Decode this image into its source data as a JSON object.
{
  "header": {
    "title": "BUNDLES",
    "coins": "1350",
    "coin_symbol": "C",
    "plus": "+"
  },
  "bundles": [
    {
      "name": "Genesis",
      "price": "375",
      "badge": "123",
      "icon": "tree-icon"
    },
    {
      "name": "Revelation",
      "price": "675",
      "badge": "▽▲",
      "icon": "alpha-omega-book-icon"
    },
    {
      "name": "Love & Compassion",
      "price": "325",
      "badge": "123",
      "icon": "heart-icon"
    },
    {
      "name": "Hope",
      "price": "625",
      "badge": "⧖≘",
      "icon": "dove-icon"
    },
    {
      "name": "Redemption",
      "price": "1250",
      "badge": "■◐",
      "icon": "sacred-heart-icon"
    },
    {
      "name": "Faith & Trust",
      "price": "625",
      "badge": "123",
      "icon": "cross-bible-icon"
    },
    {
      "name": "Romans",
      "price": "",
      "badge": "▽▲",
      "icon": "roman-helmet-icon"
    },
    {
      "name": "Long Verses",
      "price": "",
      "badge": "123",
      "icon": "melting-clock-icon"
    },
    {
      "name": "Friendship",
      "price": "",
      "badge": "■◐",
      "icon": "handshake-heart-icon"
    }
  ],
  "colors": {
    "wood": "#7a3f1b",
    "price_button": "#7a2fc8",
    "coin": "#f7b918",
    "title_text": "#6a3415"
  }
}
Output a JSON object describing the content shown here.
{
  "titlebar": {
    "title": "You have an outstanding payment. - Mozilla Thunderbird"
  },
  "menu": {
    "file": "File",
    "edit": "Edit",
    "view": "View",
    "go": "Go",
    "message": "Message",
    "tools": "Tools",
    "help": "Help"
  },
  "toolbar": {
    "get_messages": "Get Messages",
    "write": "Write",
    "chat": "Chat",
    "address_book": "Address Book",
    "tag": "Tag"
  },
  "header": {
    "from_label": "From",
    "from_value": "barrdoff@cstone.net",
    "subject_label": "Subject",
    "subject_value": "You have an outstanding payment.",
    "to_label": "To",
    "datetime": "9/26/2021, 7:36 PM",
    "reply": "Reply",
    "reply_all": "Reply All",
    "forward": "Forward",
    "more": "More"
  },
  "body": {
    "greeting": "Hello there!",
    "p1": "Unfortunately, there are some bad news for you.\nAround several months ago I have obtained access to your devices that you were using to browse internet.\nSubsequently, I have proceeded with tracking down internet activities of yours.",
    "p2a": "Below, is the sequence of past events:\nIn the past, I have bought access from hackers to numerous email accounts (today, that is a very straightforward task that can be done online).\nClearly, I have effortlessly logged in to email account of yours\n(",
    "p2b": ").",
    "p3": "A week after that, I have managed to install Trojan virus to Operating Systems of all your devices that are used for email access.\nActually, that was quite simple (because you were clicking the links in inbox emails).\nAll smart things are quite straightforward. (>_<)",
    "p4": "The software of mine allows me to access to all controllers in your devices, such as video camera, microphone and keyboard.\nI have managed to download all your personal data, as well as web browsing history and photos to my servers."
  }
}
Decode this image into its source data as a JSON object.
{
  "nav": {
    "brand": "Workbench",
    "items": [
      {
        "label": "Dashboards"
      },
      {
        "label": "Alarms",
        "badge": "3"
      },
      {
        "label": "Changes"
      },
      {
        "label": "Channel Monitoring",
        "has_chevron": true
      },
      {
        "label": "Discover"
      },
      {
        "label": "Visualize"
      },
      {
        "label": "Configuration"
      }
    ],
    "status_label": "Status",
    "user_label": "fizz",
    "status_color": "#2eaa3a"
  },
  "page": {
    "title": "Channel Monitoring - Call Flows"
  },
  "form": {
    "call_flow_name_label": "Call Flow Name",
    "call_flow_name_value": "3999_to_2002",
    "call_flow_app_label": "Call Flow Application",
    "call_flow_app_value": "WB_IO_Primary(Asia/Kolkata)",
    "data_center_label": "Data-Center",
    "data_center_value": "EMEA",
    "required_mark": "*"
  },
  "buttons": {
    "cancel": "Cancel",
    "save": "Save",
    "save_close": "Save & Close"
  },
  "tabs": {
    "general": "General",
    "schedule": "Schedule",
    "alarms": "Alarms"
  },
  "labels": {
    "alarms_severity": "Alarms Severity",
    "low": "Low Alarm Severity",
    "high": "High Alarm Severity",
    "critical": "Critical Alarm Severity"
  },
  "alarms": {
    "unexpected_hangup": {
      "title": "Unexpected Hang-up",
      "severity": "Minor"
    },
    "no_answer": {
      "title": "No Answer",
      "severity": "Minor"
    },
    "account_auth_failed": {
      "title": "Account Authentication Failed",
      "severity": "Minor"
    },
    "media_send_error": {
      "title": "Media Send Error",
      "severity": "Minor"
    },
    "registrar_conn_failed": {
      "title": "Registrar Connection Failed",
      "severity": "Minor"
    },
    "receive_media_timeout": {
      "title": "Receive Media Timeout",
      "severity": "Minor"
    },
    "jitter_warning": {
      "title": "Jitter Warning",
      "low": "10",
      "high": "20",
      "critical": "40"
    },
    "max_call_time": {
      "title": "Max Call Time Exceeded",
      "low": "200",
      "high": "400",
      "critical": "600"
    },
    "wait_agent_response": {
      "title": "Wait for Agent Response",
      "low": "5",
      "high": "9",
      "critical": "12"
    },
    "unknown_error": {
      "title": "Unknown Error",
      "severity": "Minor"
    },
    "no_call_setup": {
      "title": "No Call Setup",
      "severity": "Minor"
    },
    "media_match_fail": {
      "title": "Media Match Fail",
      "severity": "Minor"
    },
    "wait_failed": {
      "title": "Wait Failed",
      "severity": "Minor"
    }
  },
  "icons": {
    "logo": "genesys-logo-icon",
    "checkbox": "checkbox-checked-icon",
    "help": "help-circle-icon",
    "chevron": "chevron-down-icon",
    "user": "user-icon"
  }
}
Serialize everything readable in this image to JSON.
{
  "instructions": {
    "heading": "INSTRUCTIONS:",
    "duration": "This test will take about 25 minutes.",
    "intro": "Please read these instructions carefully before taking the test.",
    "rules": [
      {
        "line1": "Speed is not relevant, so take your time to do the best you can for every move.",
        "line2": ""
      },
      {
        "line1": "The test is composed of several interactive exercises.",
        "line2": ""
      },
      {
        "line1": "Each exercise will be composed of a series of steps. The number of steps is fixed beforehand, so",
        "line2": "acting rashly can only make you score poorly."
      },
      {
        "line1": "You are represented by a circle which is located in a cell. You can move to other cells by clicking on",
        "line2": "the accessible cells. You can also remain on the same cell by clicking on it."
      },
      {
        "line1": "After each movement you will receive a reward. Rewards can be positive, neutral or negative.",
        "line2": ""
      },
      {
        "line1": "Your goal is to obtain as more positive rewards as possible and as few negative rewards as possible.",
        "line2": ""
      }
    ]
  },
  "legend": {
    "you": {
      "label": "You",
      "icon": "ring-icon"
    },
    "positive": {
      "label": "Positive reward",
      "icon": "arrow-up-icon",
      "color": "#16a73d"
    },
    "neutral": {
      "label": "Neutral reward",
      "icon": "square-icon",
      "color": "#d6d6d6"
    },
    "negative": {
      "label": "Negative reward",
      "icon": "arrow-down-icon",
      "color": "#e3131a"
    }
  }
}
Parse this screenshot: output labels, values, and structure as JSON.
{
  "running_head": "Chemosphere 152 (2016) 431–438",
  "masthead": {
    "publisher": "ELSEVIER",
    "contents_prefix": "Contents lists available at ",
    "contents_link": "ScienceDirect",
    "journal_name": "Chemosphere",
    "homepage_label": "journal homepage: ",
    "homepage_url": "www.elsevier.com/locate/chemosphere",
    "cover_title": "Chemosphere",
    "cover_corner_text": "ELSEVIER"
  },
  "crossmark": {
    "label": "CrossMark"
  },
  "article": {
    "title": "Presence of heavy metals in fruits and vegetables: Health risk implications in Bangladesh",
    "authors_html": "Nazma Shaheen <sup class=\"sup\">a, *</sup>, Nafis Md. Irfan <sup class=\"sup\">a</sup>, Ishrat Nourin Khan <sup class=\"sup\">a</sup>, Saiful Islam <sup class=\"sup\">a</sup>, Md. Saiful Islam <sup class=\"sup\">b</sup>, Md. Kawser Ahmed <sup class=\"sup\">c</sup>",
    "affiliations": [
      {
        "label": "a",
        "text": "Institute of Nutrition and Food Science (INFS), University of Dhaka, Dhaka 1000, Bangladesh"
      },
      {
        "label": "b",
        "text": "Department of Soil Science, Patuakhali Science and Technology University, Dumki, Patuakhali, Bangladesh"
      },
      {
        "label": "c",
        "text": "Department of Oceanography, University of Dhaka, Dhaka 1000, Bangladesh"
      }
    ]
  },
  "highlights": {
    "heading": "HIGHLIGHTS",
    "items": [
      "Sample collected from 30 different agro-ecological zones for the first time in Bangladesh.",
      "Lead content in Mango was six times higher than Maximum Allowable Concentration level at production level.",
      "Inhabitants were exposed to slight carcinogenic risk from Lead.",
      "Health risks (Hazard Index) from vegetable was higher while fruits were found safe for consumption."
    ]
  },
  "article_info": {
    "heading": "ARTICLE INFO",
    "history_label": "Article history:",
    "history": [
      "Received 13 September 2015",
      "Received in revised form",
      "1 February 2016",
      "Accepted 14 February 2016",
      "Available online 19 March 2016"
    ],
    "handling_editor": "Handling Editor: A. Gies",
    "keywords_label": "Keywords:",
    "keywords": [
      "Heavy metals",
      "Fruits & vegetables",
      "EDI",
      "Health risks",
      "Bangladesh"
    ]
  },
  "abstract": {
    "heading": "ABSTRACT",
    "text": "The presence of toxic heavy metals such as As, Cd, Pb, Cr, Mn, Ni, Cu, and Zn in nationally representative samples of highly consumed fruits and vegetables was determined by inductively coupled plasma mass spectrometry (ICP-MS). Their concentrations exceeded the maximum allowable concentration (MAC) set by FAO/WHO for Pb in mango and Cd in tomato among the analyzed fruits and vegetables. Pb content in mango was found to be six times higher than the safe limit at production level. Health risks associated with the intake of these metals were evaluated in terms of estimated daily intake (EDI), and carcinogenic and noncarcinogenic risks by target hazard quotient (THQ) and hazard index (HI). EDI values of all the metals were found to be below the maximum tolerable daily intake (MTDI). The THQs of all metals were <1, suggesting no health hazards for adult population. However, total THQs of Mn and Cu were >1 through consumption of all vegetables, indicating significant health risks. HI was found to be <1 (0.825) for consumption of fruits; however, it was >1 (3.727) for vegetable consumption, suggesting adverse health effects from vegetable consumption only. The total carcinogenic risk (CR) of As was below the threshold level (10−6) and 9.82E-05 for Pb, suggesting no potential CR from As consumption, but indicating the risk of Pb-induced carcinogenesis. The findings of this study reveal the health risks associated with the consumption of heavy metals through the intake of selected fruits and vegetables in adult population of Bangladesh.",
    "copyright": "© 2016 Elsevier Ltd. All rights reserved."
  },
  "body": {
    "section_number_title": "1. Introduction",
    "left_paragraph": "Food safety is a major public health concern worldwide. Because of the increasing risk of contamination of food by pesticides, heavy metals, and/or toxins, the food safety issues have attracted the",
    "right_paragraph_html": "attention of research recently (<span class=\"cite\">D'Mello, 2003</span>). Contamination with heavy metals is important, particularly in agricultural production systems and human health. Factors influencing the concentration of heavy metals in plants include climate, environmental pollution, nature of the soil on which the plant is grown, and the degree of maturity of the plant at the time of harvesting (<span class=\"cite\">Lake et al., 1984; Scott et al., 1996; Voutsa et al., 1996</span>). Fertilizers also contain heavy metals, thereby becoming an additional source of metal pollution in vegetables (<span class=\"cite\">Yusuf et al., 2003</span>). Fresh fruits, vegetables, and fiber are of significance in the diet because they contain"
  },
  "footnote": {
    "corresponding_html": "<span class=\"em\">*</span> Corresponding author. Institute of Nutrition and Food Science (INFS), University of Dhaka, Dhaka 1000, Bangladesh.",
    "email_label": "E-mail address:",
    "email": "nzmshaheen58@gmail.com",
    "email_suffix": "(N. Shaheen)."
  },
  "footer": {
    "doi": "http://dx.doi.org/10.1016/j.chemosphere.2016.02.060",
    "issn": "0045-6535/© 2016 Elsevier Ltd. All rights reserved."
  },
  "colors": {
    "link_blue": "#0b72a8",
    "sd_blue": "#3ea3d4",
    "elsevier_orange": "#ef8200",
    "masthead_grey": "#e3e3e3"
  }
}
+--
From the material above, copy each line that includes the word "higher".

▶ _ANSWER FOR THE TASK_:
      "Lead content in Mango was six times higher than Maximum Allowable Concentration level at production level.",
      "Health risks (Hazard Index) from vegetable was higher while fruits were found safe for consumption."
    "text": "The presence of toxic heavy metals such as As, Cd, Pb, Cr, Mn, Ni, Cu, and Zn in nationally representative samples of highly consumed fruits and vegetables was determined by inductively coupled plasma mass spectrometry (ICP-MS). Their concentrations exceeded the maximum allowable concentration (MAC) set by FAO/WHO for Pb in mango and Cd in tomato among the analyzed fruits and vegetables. Pb content in mango was found to be six times higher than the safe limit at production level. Health risks associated with the intake of these metals were evaluated in terms of estimated daily intake (EDI), and carcinogenic and noncarcinogenic risks by target hazard quotient (THQ) and hazard index (HI). EDI values of all the metals were found to be below the maximum tolerable daily intake (MTDI). The THQs of all metals were <1, suggesting no health hazards for adult population. However, total THQs of Mn and Cu were >1 through consumption of all vegetables, indicating significant health risks. HI was found to be <1 (0.825) for consumption of fruits; however, it was >1 (3.727) for vegetable consumption, suggesting adverse health effects from vegetable consumption only. The total carcinogenic risk (CR) of As was below the threshold level (10−6) and 9.82E-05 for Pb, suggesting no potential CR from As consumption, but indicating the risk of Pb-induced carcinogenesis. The findings of this study reveal the health risks associated with the consumption of heavy metals through the intake of selected fruits and vegetables in adult population of Bangladesh.",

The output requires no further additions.